Task material:
********
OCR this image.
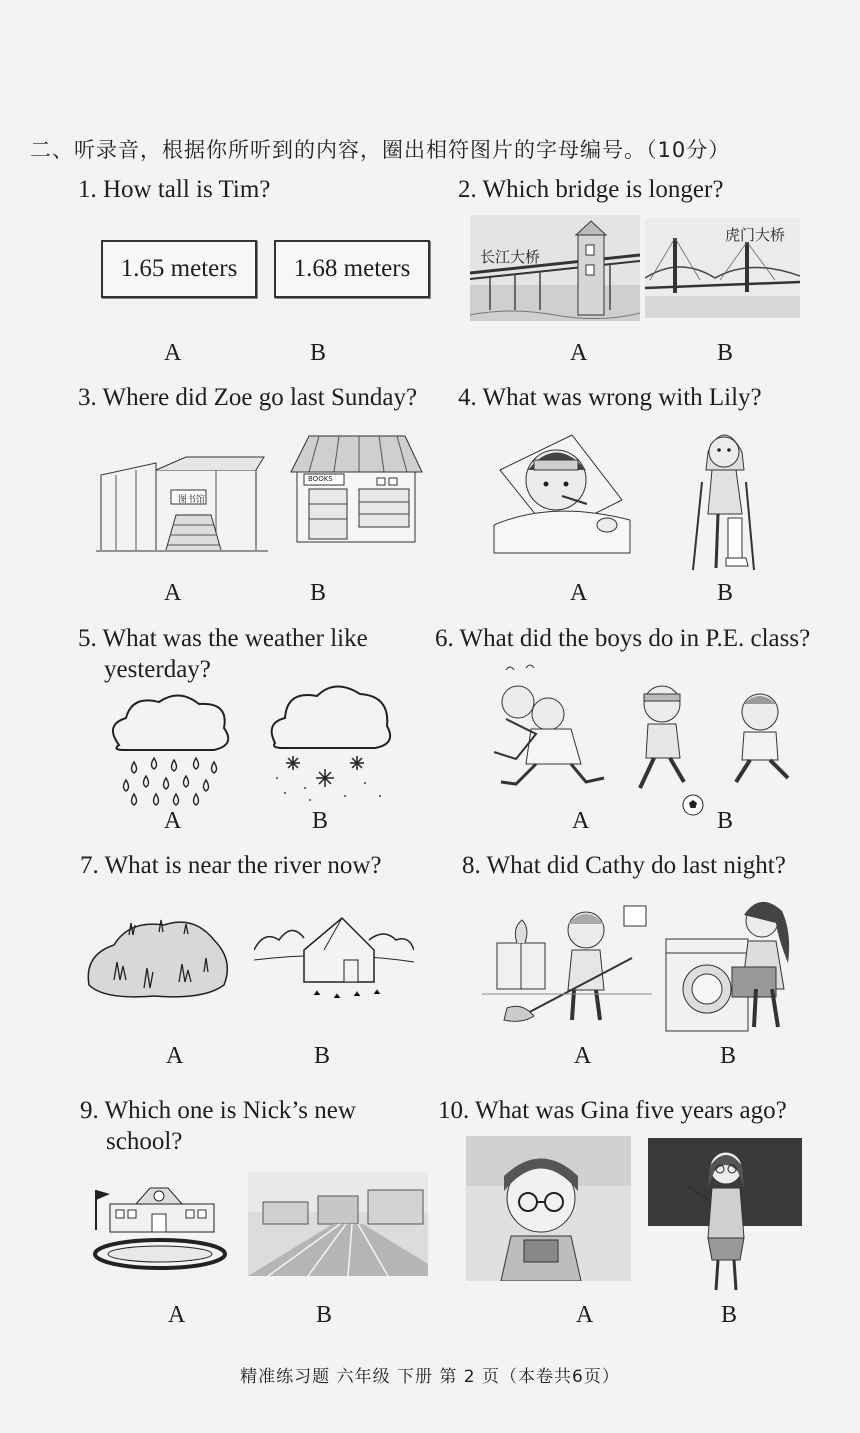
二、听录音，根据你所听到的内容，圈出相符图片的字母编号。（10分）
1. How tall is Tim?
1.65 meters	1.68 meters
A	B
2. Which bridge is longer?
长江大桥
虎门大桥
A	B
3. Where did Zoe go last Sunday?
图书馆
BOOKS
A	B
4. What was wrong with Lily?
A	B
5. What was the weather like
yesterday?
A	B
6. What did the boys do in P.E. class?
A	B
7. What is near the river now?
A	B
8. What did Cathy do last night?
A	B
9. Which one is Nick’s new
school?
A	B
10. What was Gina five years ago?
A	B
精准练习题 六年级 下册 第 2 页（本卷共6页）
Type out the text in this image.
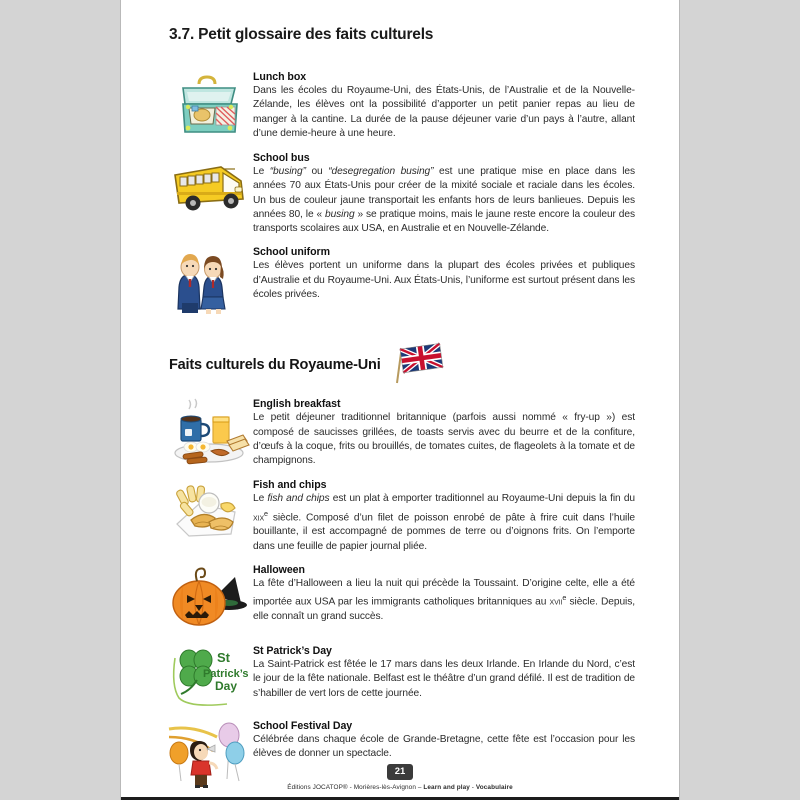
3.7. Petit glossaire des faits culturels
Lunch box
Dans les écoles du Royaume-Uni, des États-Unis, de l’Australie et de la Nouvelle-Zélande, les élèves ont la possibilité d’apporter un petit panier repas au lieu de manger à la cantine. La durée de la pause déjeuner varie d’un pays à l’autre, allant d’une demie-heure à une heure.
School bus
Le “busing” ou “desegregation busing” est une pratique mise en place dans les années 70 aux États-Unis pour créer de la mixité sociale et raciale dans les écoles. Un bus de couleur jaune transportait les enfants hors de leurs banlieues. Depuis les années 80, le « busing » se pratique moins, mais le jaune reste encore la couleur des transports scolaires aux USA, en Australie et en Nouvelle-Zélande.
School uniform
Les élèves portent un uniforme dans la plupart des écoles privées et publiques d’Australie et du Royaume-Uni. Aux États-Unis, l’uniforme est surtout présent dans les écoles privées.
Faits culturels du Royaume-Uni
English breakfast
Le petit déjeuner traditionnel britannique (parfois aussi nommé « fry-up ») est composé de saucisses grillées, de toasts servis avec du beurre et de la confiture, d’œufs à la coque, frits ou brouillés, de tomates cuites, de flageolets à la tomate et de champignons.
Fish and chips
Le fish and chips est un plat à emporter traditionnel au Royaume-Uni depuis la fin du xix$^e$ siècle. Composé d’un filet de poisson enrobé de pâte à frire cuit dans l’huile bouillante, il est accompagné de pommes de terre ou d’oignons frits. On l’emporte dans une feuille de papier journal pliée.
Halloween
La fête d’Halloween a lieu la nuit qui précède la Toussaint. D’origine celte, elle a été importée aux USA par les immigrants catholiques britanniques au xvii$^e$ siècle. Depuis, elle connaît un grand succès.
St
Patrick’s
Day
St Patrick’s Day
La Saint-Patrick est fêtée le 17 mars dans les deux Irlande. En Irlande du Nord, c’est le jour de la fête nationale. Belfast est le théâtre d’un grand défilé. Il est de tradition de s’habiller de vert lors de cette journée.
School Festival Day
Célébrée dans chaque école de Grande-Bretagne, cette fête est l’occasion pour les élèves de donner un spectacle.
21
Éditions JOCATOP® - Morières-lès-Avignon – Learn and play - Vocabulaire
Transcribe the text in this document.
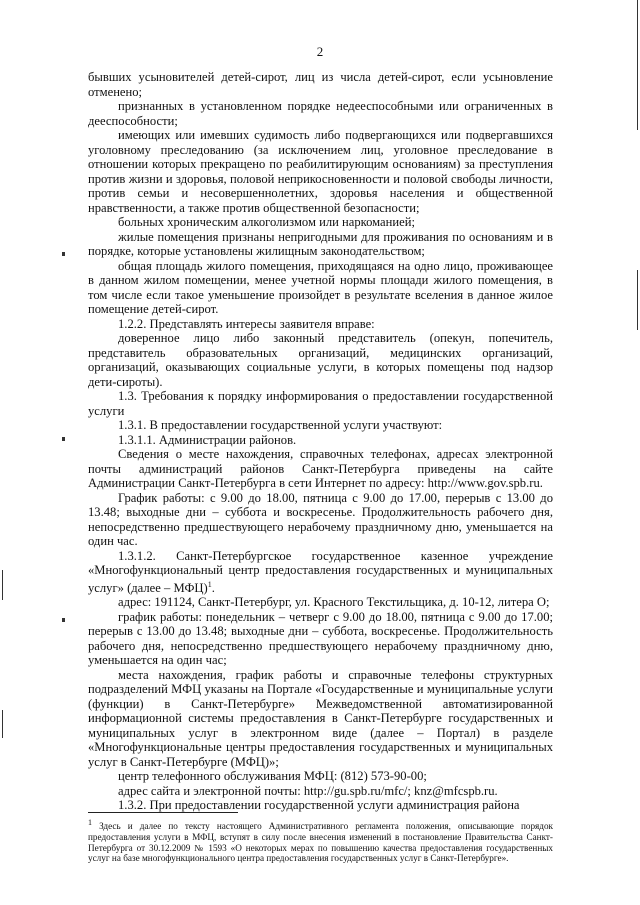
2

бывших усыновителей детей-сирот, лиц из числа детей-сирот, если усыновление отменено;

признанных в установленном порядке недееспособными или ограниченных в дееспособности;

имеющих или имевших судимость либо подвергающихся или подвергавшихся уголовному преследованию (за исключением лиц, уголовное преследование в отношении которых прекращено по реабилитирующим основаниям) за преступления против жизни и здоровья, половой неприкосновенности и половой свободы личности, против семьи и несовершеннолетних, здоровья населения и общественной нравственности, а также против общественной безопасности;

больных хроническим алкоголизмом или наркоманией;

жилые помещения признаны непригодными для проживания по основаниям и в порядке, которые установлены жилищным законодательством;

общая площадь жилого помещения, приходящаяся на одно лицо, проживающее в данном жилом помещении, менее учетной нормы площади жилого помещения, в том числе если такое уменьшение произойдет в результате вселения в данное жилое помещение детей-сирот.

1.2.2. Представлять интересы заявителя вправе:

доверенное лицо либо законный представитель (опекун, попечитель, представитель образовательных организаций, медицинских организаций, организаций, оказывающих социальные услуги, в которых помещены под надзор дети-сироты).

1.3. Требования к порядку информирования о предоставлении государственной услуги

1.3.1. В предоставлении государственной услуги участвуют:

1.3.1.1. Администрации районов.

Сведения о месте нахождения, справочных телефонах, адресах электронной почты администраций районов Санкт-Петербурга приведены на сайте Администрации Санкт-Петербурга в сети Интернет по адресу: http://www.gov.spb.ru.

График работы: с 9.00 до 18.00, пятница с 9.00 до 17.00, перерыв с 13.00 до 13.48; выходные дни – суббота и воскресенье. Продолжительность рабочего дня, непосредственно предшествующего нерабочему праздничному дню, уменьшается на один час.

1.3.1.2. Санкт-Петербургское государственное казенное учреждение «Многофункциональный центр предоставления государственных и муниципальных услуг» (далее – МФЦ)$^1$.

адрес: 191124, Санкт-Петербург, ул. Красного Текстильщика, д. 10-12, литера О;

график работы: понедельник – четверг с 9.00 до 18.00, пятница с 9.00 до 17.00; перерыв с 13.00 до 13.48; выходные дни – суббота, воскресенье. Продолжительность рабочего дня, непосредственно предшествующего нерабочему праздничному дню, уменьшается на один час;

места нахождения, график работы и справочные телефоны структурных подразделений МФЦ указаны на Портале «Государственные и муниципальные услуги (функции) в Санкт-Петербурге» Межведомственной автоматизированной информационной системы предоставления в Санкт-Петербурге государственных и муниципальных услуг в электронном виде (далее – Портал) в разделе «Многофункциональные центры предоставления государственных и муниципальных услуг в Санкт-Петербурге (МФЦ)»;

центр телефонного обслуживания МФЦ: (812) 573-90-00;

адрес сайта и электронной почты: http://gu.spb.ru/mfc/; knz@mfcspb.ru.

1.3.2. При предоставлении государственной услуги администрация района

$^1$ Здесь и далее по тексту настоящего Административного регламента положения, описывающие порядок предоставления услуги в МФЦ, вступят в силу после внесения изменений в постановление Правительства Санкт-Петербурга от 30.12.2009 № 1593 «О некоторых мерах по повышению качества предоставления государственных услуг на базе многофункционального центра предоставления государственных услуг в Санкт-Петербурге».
********
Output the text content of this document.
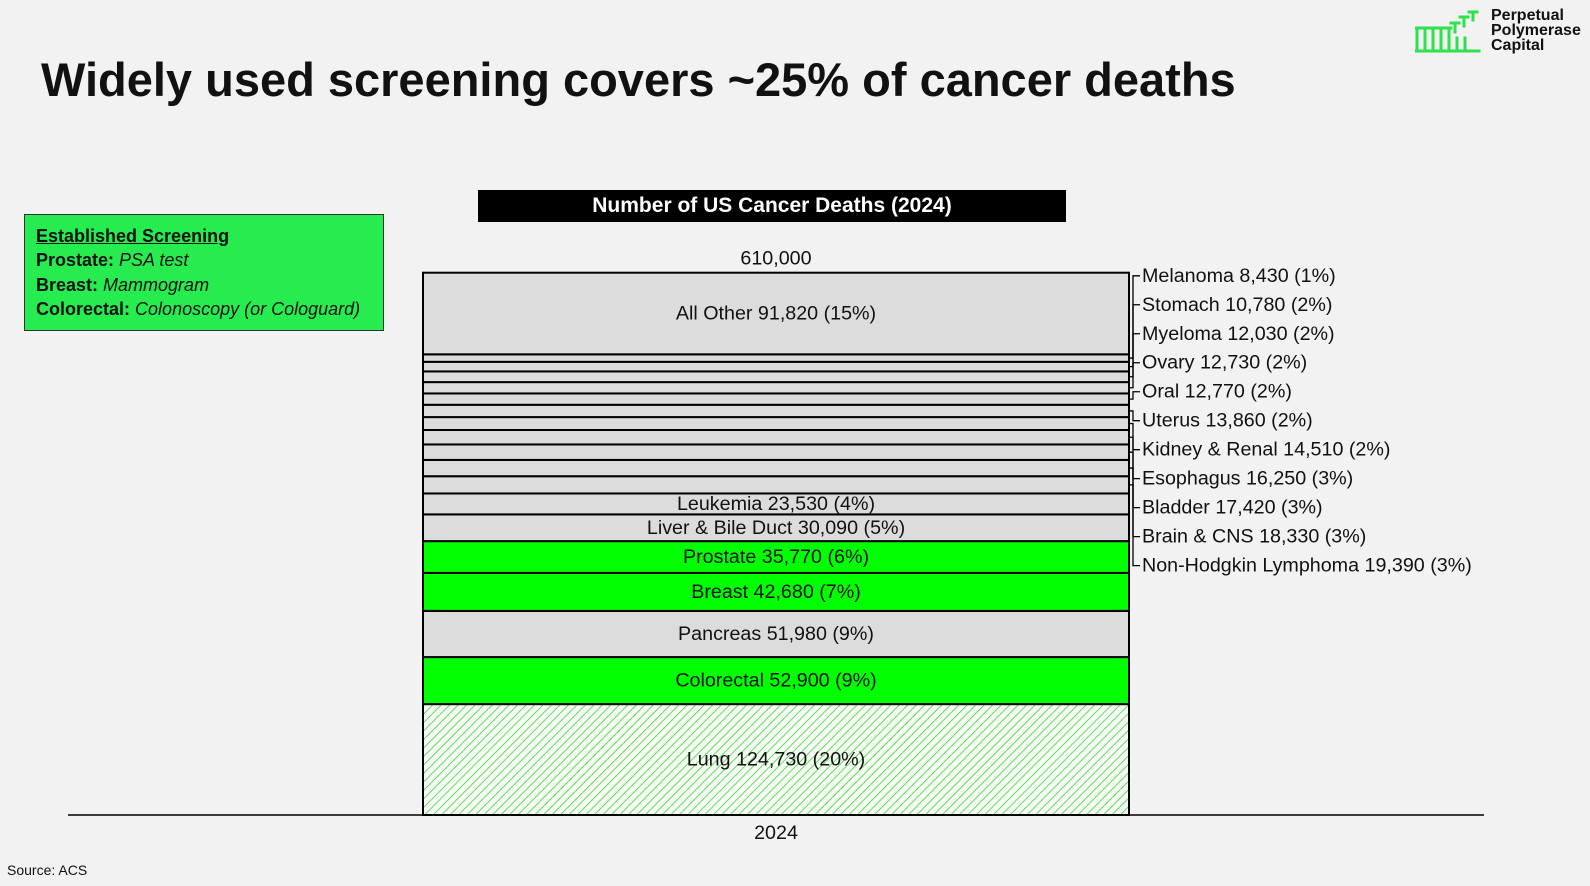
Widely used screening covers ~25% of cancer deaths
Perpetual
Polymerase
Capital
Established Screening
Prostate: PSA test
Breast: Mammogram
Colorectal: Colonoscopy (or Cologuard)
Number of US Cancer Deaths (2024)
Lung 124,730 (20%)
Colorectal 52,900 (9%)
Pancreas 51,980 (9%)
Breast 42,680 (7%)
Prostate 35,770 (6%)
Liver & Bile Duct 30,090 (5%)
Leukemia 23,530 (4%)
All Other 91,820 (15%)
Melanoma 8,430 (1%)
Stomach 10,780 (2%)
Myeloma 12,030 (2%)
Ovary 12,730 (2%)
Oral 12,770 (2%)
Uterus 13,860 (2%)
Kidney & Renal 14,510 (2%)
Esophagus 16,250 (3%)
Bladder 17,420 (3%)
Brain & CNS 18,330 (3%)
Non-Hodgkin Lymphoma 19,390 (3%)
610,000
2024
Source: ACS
********
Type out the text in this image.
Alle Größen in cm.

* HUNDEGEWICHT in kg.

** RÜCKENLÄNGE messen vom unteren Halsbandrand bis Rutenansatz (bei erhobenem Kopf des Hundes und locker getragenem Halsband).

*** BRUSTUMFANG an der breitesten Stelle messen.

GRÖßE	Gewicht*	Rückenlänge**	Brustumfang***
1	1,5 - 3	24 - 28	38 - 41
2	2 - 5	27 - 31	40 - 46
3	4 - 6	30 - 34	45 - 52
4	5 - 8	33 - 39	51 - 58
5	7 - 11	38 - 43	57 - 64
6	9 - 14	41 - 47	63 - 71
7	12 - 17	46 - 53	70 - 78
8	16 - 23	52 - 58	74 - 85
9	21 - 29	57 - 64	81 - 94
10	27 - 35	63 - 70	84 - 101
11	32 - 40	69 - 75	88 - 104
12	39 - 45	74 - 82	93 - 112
********
Reproduce each line of the material containing the word "http".

Сведения о месте нахождения, справочных телефонах, адресах электронной почты администраций районов Санкт-Петербурга приведены на сайте Администрации Санкт-Петербурга в сети Интернет по адресу: http://www.gov.spb.ru.
адрес сайта и электронной почты: http://gu.spb.ru/mfc/; knz@mfcspb.ru.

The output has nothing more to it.